**DIRECTIONS**
Extract each line of the material that follows exactly and omit its pictures.

Excerpt from a dataset:
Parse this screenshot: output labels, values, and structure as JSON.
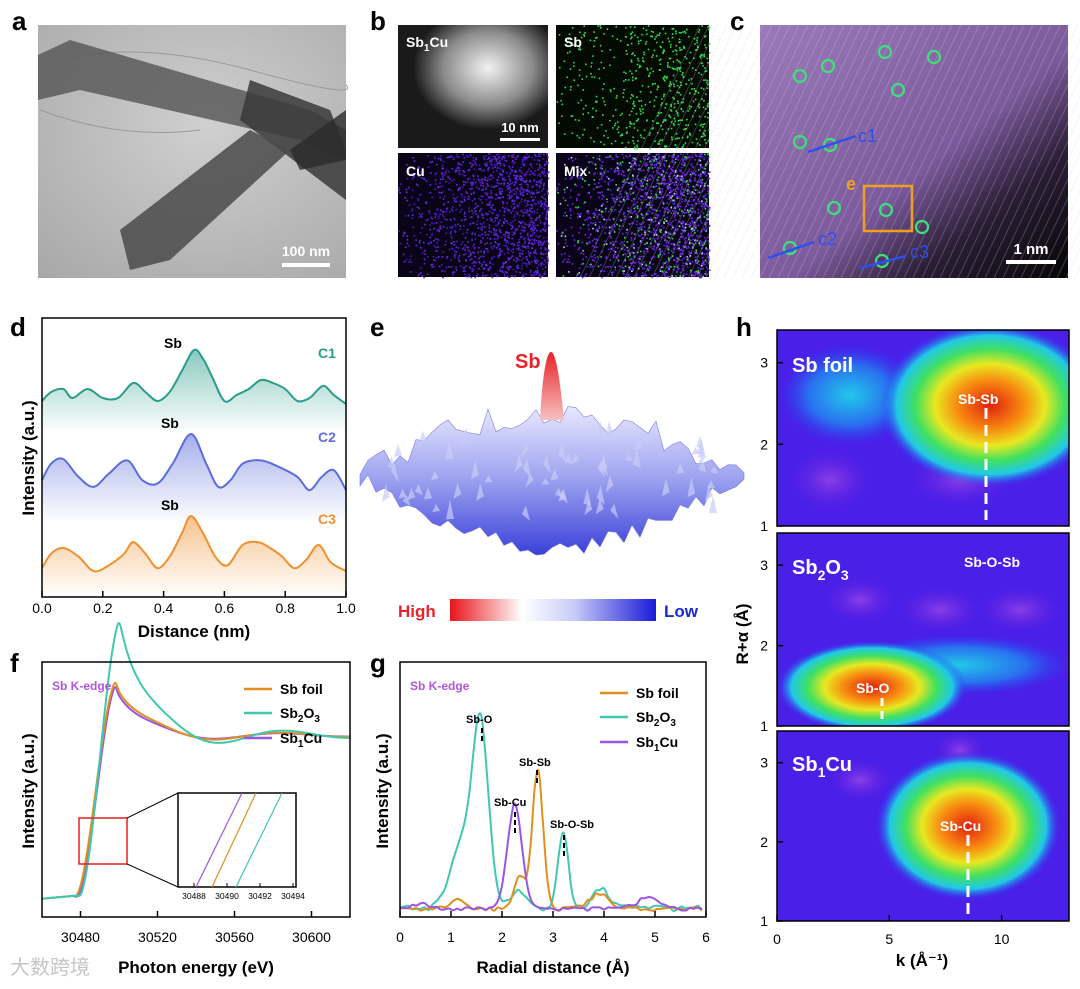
{
  "figure": {
    "panel_letters": {
      "a": "a",
      "b": "b",
      "c": "c",
      "d": "d",
      "e": "e",
      "f": "f",
      "g": "g",
      "h": "h"
    },
    "watermark": "大数跨境"
  },
  "panel_a": {
    "scale_bar": "100 nm"
  },
  "panel_b": {
    "tiles": [
      "Sb",
      "Sb",
      "Cu",
      "Mix"
    ],
    "tile0_prefix": "Sb",
    "tile0_sub": "1",
    "tile0_suffix": "Cu",
    "scale_bar": "10 nm"
  },
  "panel_c": {
    "labels": [
      "c1",
      "c2",
      "c3"
    ],
    "box_label": "e",
    "scale_bar": "1 nm"
  },
  "panel_d": {
    "ylabel": "Intensity (a.u.)",
    "xlabel": "Distance (nm)",
    "series": [
      {
        "name": "C1",
        "color": "#2a9d8a",
        "peak": "Sb",
        "x": [
          0,
          0.03,
          0.07,
          0.1,
          0.15,
          0.2,
          0.25,
          0.3,
          0.34,
          0.38,
          0.42,
          0.46,
          0.5,
          0.53,
          0.56,
          0.6,
          0.64,
          0.68,
          0.72,
          0.76,
          0.8,
          0.84,
          0.88,
          0.91,
          0.93,
          0.96,
          1.0
        ],
        "y": [
          0.15,
          0.3,
          0.35,
          0.2,
          0.35,
          0.2,
          0.2,
          0.45,
          0.3,
          0.15,
          0.3,
          0.65,
          1.0,
          0.85,
          0.55,
          0.15,
          0.25,
          0.35,
          0.5,
          0.45,
          0.35,
          0.15,
          0.2,
          0.35,
          0.4,
          0.25,
          0.1
        ]
      },
      {
        "name": "C2",
        "color": "#5b6ddc",
        "peak": "Sb",
        "x": [
          0,
          0.03,
          0.07,
          0.12,
          0.17,
          0.22,
          0.28,
          0.33,
          0.38,
          0.43,
          0.49,
          0.54,
          0.58,
          0.62,
          0.66,
          0.72,
          0.78,
          0.84,
          0.88,
          0.92,
          0.96,
          1.0
        ],
        "y": [
          0.3,
          0.55,
          0.62,
          0.35,
          0.2,
          0.4,
          0.6,
          0.3,
          0.25,
          0.55,
          1.0,
          0.55,
          0.2,
          0.3,
          0.55,
          0.6,
          0.5,
          0.35,
          0.15,
          0.35,
          0.45,
          0.15
        ]
      },
      {
        "name": "C3",
        "color": "#f0912e",
        "peak": "Sb",
        "x": [
          0,
          0.03,
          0.07,
          0.12,
          0.17,
          0.22,
          0.27,
          0.3,
          0.34,
          0.38,
          0.42,
          0.46,
          0.49,
          0.53,
          0.57,
          0.61,
          0.66,
          0.71,
          0.75,
          0.79,
          0.83,
          0.87,
          0.91,
          0.95,
          1.0
        ],
        "y": [
          0.1,
          0.35,
          0.45,
          0.3,
          0.05,
          0.15,
          0.35,
          0.55,
          0.35,
          0.1,
          0.3,
          0.7,
          1.0,
          0.7,
          0.3,
          0.15,
          0.5,
          0.55,
          0.45,
          0.3,
          0.1,
          0.25,
          0.5,
          0.2,
          0.05
        ]
      }
    ],
    "xticks": [
      "0.0",
      "0.2",
      "0.4",
      "0.6",
      "0.8",
      "1.0"
    ],
    "xlim": [
      0,
      1.0
    ]
  },
  "panel_e": {
    "peak_label": "Sb",
    "legend_high": "High",
    "legend_low": "Low"
  },
  "panel_f": {
    "edge_label": "Sb K-edge",
    "ylabel": "Intensity (a.u.)",
    "xlabel": "Photon energy (eV)",
    "xticks": [
      "30480",
      "30520",
      "30560",
      "30600"
    ],
    "xlim": [
      30460,
      30620
    ],
    "legend": [
      {
        "prefix": "Sb foil",
        "sub": "",
        "suffix": "",
        "color": "#e08e20"
      },
      {
        "prefix": "Sb",
        "sub": "2",
        "suffix": "O",
        "sub2": "3",
        "color": "#3ec8b0"
      },
      {
        "prefix": "Sb",
        "sub": "1",
        "suffix": "Cu",
        "color": "#9a55e0"
      }
    ],
    "inset_ticks": [
      "30488",
      "30490",
      "30492",
      "30494"
    ]
  },
  "panel_g": {
    "edge_label": "Sb K-edge",
    "ylabel": "Intensity (a.u.)",
    "xlabel": "Radial distance (Å)",
    "xticks": [
      "0",
      "1",
      "2",
      "3",
      "4",
      "5",
      "6"
    ],
    "xlim": [
      0,
      6
    ],
    "bond_labels": [
      "Sb-O",
      "Sb-Sb",
      "Sb-Cu",
      "Sb-O-Sb"
    ],
    "legend": [
      {
        "prefix": "Sb foil",
        "sub": "",
        "suffix": "",
        "color": "#e08e20"
      },
      {
        "prefix": "Sb",
        "sub": "2",
        "suffix": "O",
        "sub2": "3",
        "color": "#3ec8b0"
      },
      {
        "prefix": "Sb",
        "sub": "1",
        "suffix": "Cu",
        "color": "#9a55e0"
      }
    ]
  },
  "panel_h": {
    "ylabel": "R+α (Å)",
    "xlabel": "k (Å⁻¹)",
    "xticks": [
      "0",
      "5",
      "10"
    ],
    "yticks": [
      "1",
      "2",
      "3"
    ],
    "maps": [
      {
        "title_prefix": "Sb foil",
        "title_sub": "",
        "title_suffix": "",
        "bond": "Sb-Sb"
      },
      {
        "title_prefix": "Sb",
        "title_sub": "2",
        "title_suffix": "O",
        "title_sub2": "3",
        "bond": "Sb-O",
        "extra": "Sb-O-Sb"
      },
      {
        "title_prefix": "Sb",
        "title_sub": "1",
        "title_suffix": "Cu",
        "bond": "Sb-Cu"
      }
    ]
  }
}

**EXERCISE RESPONSE**
Parse this screenshot: output labels, values, and structure as JSON.
{
  "figure": {
    "panel_letters": {
      "a": "a",
      "b": "b",
      "c": "c",
      "d": "d",
      "e": "e",
      "f": "f",
      "g": "g",
      "h": "h"
    },
    "watermark": "大数跨境"
  },
  "panel_a": {
    "scale_bar": "100 nm"
  },
  "panel_b": {
    "tiles": [
      "Sb",
      "Sb",
      "Cu",
      "Mix"
    ],
    "tile0_prefix": "Sb",
    "tile0_sub": "1",
    "tile0_suffix": "Cu",
    "scale_bar": "10 nm"
  },
  "panel_c": {
    "labels": [
      "c1",
      "c2",
      "c3"
    ],
    "box_label": "e",
    "scale_bar": "1 nm"
  },
  "panel_d": {
    "ylabel": "Intensity (a.u.)",
    "xlabel": "Distance (nm)",
    "series": [
      {
        "name": "C1",
        "color": "#2a9d8a",
        "peak": "Sb",
        "x": [
          0,
          0.03,
          0.07,
          0.1,
          0.15,
          0.2,
          0.25,
          0.3,
          0.34,
          0.38,
          0.42,
          0.46,
          0.5,
          0.53,
          0.56,
          0.6,
          0.64,
          0.68,
          0.72,
          0.76,
          0.8,
          0.84,
          0.88,
          0.91,
          0.93,
          0.96,
          1.0
        ],
        "y": [
          0.15,
          0.3,
          0.35,
          0.2,
          0.35,
          0.2,
          0.2,
          0.45,
          0.3,
          0.15,
          0.3,
          0.65,
          1.0,
          0.85,
          0.55,
          0.15,
          0.25,
          0.35,
          0.5,
          0.45,
          0.35,
          0.15,
          0.2,
          0.35,
          0.4,
          0.25,
          0.1
        ]
      },
      {
        "name": "C2",
        "color": "#5b6ddc",
        "peak": "Sb",
        "x": [
          0,
          0.03,
          0.07,
          0.12,
          0.17,
          0.22,
          0.28,
          0.33,
          0.38,
          0.43,
          0.49,
          0.54,
          0.58,
          0.62,
          0.66,
          0.72,
          0.78,
          0.84,
          0.88,
          0.92,
          0.96,
          1.0
        ],
        "y": [
          0.3,
          0.55,
          0.62,
          0.35,
          0.2,
          0.4,
          0.6,
          0.3,
          0.25,
          0.55,
          1.0,
          0.55,
          0.2,
          0.3,
          0.55,
          0.6,
          0.5,
          0.35,
          0.15,
          0.35,
          0.45,
          0.15
        ]
      },
      {
        "name": "C3",
        "color": "#f0912e",
        "peak": "Sb",
        "x": [
          0,
          0.03,
          0.07,
          0.12,
          0.17,
          0.22,
          0.27,
          0.3,
          0.34,
          0.38,
          0.42,
          0.46,
          0.49,
          0.53,
          0.57,
          0.61,
          0.66,
          0.71,
          0.75,
          0.79,
          0.83,
          0.87,
          0.91,
          0.95,
          1.0
        ],
        "y": [
          0.1,
          0.35,
          0.45,
          0.3,
          0.05,
          0.15,
          0.35,
          0.55,
          0.35,
          0.1,
          0.3,
          0.7,
          1.0,
          0.7,
          0.3,
          0.15,
          0.5,
          0.55,
          0.45,
          0.3,
          0.1,
          0.25,
          0.5,
          0.2,
          0.05
        ]
      }
    ],
    "xticks": [
      "0.0",
      "0.2",
      "0.4",
      "0.6",
      "0.8",
      "1.0"
    ],
    "xlim": [
      0,
      1.0
    ]
  },
  "panel_e": {
    "peak_label": "Sb",
    "legend_high": "High",
    "legend_low": "Low"
  },
  "panel_f": {
    "edge_label": "Sb K-edge",
    "ylabel": "Intensity (a.u.)",
    "xlabel": "Photon energy (eV)",
    "xticks": [
      "30480",
      "30520",
      "30560",
      "30600"
    ],
    "xlim": [
      30460,
      30620
    ],
    "legend": [
      {
        "prefix": "Sb foil",
        "sub": "",
        "suffix": "",
        "color": "#e08e20"
      },
      {
        "prefix": "Sb",
        "sub": "2",
        "suffix": "O",
        "sub2": "3",
        "color": "#3ec8b0"
      },
      {
        "prefix": "Sb",
        "sub": "1",
        "suffix": "Cu",
        "color": "#9a55e0"
      }
    ],
    "inset_ticks": [
      "30488",
      "30490",
      "30492",
      "30494"
    ]
  },
  "panel_g": {
    "edge_label": "Sb K-edge",
    "ylabel": "Intensity (a.u.)",
    "xlabel": "Radial distance (Å)",
    "xticks": [
      "0",
      "1",
      "2",
      "3",
      "4",
      "5",
      "6"
    ],
    "xlim": [
      0,
      6
    ],
    "bond_labels": [
      "Sb-O",
      "Sb-Sb",
      "Sb-Cu",
      "Sb-O-Sb"
    ],
    "legend": [
      {
        "prefix": "Sb foil",
        "sub": "",
        "suffix": "",
        "color": "#e08e20"
      },
      {
        "prefix": "Sb",
        "sub": "2",
        "suffix": "O",
        "sub2": "3",
        "color": "#3ec8b0"
      },
      {
        "prefix": "Sb",
        "sub": "1",
        "suffix": "Cu",
        "color": "#9a55e0"
      }
    ]
  },
  "panel_h": {
    "ylabel": "R+α (Å)",
    "xlabel": "k (Å⁻¹)",
    "xticks": [
      "0",
      "5",
      "10"
    ],
    "yticks": [
      "1",
      "2",
      "3"
    ],
    "maps": [
      {
        "title_prefix": "Sb foil",
        "title_sub": "",
        "title_suffix": "",
        "bond": "Sb-Sb"
      },
      {
        "title_prefix": "Sb",
        "title_sub": "2",
        "title_suffix": "O",
        "title_sub2": "3",
        "bond": "Sb-O",
        "extra": "Sb-O-Sb"
      },
      {
        "title_prefix": "Sb",
        "title_sub": "1",
        "title_suffix": "Cu",
        "bond": "Sb-Cu"
      }
    ]
  }
}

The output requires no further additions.